→ **Direction**
Find every line below that contains the word "miles" and copy it out.

→ **Records for the task**
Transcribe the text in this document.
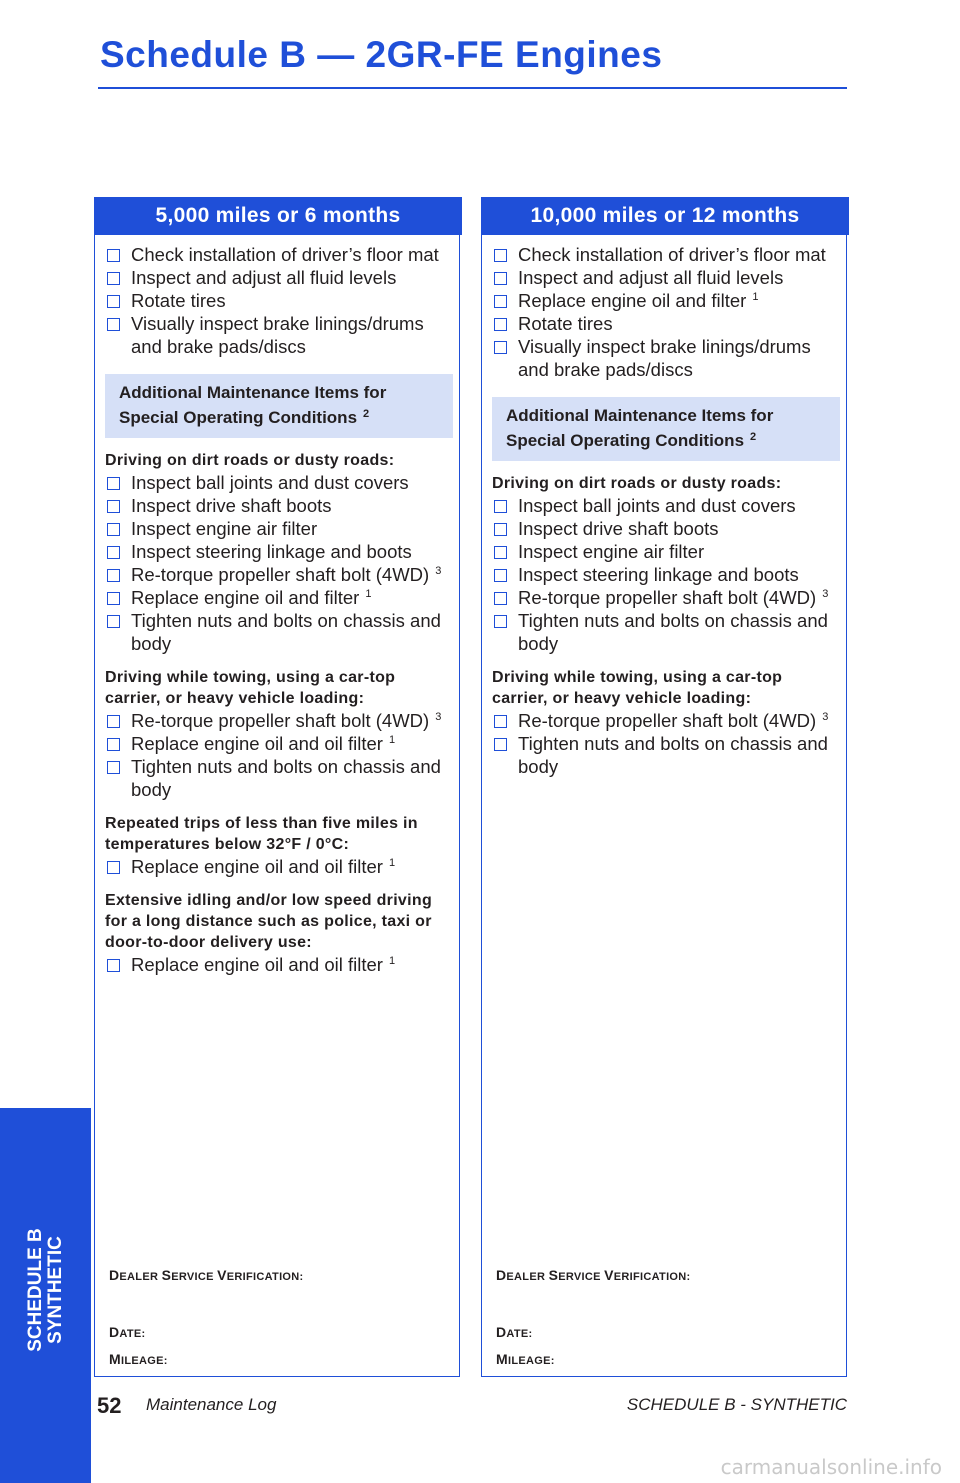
Schedule B — 2GR-FE Engines
5,000 miles or 6 months
Check installation of driver’s floor mat
Inspect and adjust all fluid levels
Rotate tires
Visually inspect brake linings/drums and brake pads/discs
Additional Maintenance Items for Special Operating Conditions $^2$
Driving on dirt roads or dusty roads:
Inspect ball joints and dust covers
Inspect drive shaft boots
Inspect engine air filter
Inspect steering linkage and boots
Re-torque propeller shaft bolt (4WD) $^3$
Replace engine oil and filter $^1$
Tighten nuts and bolts on chassis and body
Driving while towing, using a car-top carrier, or heavy vehicle loading:
Re-torque propeller shaft bolt (4WD) $^3$
Replace engine oil and oil filter $^1$
Tighten nuts and bolts on chassis and body
Repeated trips of less than five miles in temperatures below 32°F / 0°C:
Replace engine oil and oil filter $^1$
Extensive idling and/or low speed driving for a long distance such as police, taxi or door-to-door delivery use:
Replace engine oil and oil filter $^1$
DEALER SERVICE VERIFICATION:
DATE:
MILEAGE:
10,000 miles or 12 months
Check installation of driver’s floor mat
Inspect and adjust all fluid levels
Replace engine oil and filter $^1$
Rotate tires
Visually inspect brake linings/drums and brake pads/discs
Additional Maintenance Items for Special Operating Conditions $^2$
Driving on dirt roads or dusty roads:
Inspect ball joints and dust covers
Inspect drive shaft boots
Inspect engine air filter
Inspect steering linkage and boots
Re-torque propeller shaft bolt (4WD) $^3$
Tighten nuts and bolts on chassis and body
Driving while towing, using a car-top carrier, or heavy vehicle loading:
Re-torque propeller shaft bolt (4WD) $^3$
Tighten nuts and bolts on chassis and body
DEALER SERVICE VERIFICATION:
DATE:
MILEAGE:
SCHEDULE B SYNTHETIC
52 Maintenance Log	SCHEDULE B - SYNTHETIC
carmanualsonline.info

→ **Problem solution**
5,000 miles or 6 months
Repeated trips of less than five miles in temperatures below 32°F / 0°C:
10,000 miles or 12 months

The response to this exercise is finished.